**YOUR GOAL:** Can you copy out the data exactly? Leave the images out.

**INPUT RECORDS:**
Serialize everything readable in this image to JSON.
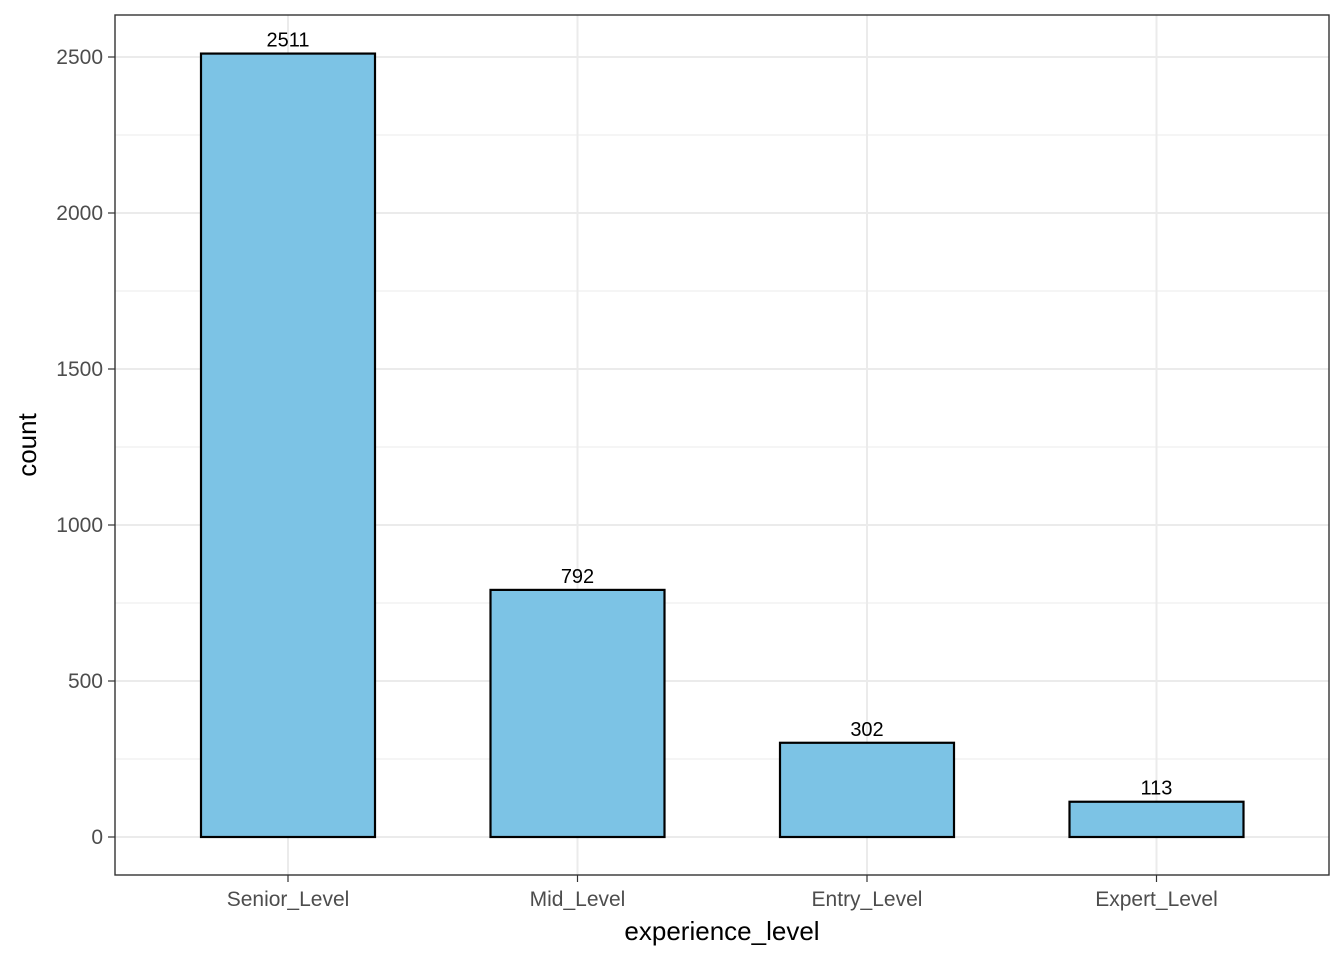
{
  "chart_data": {
    "type": "bar",
    "categories": [
      "Senior_Level",
      "Mid_Level",
      "Entry_Level",
      "Expert_Level"
    ],
    "values": [
      2511,
      792,
      302,
      113
    ],
    "data_labels": [
      "2511",
      "792",
      "302",
      "113"
    ],
    "xlabel": "experience_level",
    "ylabel": "count",
    "ylim": [
      -120,
      2636
    ],
    "yticks": [
      0,
      500,
      1000,
      1500,
      2000,
      2500
    ],
    "ytick_labels": [
      "0",
      "500",
      "1000",
      "1500",
      "2000",
      "2500"
    ],
    "grid": true,
    "bar_fill": "#7cc3e5",
    "bar_outline": "#000000",
    "gridline_color": "#ebebeb"
  }
}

**RESULT:**
Serialize everything readable in this image to JSON.
{
  "chart_data": {
    "type": "bar",
    "categories": [
      "Senior_Level",
      "Mid_Level",
      "Entry_Level",
      "Expert_Level"
    ],
    "values": [
      2511,
      792,
      302,
      113
    ],
    "data_labels": [
      "2511",
      "792",
      "302",
      "113"
    ],
    "xlabel": "experience_level",
    "ylabel": "count",
    "ylim": [
      -120,
      2636
    ],
    "yticks": [
      0,
      500,
      1000,
      1500,
      2000,
      2500
    ],
    "ytick_labels": [
      "0",
      "500",
      "1000",
      "1500",
      "2000",
      "2500"
    ],
    "grid": true,
    "bar_fill": "#7cc3e5",
    "bar_outline": "#000000",
    "gridline_color": "#ebebeb"
  }
}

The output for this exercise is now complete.